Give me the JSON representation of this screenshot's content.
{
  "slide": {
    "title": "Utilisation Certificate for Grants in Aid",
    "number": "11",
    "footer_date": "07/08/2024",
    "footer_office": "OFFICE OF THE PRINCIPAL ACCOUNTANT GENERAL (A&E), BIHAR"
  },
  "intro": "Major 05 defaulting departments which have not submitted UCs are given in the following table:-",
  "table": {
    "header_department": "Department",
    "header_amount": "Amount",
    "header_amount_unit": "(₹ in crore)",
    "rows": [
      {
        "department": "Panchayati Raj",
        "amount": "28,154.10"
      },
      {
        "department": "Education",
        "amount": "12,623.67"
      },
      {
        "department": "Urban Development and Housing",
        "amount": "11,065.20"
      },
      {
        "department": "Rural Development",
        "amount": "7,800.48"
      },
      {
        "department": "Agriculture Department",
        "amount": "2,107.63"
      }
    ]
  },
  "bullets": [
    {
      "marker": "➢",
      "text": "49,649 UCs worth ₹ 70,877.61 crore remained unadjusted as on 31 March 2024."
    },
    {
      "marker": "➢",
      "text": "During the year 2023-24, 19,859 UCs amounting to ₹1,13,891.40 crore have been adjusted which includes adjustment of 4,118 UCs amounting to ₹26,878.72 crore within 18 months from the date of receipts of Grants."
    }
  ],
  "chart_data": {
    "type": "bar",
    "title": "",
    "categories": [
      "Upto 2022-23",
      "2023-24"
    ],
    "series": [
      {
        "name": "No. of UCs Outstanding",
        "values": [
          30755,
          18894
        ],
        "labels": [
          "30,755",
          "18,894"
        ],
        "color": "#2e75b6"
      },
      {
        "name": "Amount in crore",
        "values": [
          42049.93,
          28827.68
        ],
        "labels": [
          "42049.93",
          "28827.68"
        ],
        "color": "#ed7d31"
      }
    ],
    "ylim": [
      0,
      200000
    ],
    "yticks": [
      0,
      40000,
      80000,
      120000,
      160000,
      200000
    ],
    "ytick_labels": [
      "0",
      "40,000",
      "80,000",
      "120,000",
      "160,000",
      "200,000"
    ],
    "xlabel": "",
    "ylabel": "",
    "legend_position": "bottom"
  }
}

Task brief
Scan the listing above for the word "title" and show each line where it is found.

Output below
    "title": "Utilisation Certificate for Grants in Aid",
    "title": "",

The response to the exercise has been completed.